> TASK INPUT
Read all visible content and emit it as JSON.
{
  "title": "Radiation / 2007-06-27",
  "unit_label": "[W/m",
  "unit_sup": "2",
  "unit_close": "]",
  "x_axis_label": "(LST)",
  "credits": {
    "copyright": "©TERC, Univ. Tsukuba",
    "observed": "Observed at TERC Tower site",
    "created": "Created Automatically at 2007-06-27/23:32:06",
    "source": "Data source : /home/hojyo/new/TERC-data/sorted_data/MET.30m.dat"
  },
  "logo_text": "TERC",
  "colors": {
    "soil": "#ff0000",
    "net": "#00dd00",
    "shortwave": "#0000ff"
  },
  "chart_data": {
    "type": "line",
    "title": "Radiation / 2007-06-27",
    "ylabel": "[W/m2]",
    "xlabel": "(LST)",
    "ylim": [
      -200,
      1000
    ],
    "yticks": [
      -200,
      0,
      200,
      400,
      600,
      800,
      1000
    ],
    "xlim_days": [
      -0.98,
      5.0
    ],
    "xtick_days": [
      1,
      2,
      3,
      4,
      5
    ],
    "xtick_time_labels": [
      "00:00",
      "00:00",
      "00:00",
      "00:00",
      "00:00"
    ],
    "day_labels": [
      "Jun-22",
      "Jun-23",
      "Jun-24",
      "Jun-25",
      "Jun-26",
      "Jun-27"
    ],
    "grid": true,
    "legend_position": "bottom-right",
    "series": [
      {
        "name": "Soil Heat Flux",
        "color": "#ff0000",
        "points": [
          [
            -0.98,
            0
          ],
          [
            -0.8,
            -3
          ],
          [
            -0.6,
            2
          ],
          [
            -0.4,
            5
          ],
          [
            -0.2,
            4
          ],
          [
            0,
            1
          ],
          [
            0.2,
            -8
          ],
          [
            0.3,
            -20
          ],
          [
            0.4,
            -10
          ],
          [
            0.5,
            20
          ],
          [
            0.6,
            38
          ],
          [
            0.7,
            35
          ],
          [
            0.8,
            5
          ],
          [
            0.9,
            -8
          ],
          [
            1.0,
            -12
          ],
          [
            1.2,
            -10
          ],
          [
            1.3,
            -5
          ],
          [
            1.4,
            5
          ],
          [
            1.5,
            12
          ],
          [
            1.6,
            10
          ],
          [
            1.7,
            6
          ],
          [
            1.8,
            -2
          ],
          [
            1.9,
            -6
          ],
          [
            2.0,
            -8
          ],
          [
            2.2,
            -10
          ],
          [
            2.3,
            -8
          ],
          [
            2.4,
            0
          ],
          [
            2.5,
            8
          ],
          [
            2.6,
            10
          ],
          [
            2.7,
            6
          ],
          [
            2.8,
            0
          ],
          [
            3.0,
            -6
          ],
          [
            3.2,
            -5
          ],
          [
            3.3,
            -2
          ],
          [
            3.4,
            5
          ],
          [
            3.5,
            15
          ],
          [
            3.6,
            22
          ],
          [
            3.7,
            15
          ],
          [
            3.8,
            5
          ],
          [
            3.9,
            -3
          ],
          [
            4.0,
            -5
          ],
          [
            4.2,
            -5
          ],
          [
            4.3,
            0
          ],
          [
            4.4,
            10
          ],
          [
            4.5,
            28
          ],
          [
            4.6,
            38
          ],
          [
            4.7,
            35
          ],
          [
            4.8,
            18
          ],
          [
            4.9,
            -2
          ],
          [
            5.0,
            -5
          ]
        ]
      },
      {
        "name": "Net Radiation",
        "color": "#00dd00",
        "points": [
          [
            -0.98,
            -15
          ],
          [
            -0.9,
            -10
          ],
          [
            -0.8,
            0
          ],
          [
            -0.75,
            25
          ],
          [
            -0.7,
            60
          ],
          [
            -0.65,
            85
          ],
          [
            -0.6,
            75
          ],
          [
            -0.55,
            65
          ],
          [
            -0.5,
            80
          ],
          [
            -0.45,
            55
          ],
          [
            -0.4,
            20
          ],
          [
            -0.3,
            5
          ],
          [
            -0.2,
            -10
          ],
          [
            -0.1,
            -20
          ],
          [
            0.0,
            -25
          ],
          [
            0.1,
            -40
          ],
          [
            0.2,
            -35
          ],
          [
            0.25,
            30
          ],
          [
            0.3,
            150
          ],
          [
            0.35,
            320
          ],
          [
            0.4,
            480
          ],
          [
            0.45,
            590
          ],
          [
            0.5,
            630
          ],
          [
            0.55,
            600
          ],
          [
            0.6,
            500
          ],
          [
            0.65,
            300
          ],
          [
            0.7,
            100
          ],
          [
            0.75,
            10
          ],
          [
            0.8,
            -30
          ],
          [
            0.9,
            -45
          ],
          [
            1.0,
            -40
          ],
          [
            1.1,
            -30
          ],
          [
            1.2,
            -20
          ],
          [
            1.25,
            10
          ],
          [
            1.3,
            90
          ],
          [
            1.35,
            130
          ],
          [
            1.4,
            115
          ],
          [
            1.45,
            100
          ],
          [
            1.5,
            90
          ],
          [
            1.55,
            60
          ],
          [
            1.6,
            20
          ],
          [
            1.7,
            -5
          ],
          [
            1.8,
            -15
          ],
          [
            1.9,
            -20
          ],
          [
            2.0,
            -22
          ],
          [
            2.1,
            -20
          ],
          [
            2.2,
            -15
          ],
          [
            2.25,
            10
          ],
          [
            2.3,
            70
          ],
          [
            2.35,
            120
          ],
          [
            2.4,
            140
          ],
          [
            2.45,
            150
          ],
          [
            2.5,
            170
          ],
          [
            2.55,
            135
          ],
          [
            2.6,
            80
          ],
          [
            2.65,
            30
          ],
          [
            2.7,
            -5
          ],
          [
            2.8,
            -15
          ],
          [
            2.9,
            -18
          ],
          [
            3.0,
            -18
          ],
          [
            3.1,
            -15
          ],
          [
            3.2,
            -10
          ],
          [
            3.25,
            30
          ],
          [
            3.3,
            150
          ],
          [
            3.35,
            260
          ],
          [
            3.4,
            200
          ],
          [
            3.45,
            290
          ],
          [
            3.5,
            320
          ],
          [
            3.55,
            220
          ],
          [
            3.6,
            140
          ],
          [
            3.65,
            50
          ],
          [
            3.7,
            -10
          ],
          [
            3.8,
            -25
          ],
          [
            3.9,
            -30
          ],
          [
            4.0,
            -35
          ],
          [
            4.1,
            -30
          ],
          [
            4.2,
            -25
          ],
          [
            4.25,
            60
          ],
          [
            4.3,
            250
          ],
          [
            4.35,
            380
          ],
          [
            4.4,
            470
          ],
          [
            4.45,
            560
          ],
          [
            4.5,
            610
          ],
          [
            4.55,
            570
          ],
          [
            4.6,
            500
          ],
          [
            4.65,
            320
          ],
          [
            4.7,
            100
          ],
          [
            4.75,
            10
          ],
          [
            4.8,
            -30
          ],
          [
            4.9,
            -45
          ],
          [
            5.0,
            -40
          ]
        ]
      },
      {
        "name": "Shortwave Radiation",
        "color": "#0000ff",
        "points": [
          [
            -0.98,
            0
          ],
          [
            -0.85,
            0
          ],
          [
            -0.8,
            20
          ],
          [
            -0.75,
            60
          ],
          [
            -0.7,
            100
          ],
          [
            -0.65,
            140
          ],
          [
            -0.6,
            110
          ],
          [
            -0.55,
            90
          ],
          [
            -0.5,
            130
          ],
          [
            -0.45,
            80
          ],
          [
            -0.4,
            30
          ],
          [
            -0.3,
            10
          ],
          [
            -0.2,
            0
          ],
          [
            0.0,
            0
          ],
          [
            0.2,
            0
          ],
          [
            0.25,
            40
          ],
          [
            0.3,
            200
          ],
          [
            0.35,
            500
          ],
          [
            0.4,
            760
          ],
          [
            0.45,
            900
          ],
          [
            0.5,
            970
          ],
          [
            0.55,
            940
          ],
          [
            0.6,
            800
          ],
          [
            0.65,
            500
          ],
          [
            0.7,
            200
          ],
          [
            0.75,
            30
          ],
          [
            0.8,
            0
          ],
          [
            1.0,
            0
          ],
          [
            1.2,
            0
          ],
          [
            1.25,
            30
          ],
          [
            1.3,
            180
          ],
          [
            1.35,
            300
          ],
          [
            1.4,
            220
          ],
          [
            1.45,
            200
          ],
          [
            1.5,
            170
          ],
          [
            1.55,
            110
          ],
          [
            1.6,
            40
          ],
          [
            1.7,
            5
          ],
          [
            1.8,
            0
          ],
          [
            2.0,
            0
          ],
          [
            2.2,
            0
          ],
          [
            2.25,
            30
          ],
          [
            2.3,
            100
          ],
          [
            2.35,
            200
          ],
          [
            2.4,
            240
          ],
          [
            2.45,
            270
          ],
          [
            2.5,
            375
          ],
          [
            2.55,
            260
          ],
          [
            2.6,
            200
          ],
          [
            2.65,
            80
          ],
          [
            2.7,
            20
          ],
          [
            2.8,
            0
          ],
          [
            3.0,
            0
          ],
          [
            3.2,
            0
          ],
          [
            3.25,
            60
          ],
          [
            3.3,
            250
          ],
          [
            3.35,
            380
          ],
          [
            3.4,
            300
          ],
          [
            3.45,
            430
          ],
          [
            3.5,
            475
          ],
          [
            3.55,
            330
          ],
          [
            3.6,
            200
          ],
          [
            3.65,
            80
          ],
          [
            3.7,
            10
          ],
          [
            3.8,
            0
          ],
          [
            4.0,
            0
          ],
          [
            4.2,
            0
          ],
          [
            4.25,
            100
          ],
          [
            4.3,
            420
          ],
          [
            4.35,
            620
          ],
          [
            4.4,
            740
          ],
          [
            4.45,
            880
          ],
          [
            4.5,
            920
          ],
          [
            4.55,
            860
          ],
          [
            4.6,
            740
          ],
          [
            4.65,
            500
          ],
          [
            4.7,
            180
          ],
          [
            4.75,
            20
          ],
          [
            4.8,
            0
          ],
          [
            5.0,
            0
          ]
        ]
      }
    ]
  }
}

> INSTRUCTION
In the entries above, identify every line with the string "name".

> SOLUTION
        "name": "Soil Heat Flux",
        "name": "Net Radiation",
        "name": "Shortwave Radiation",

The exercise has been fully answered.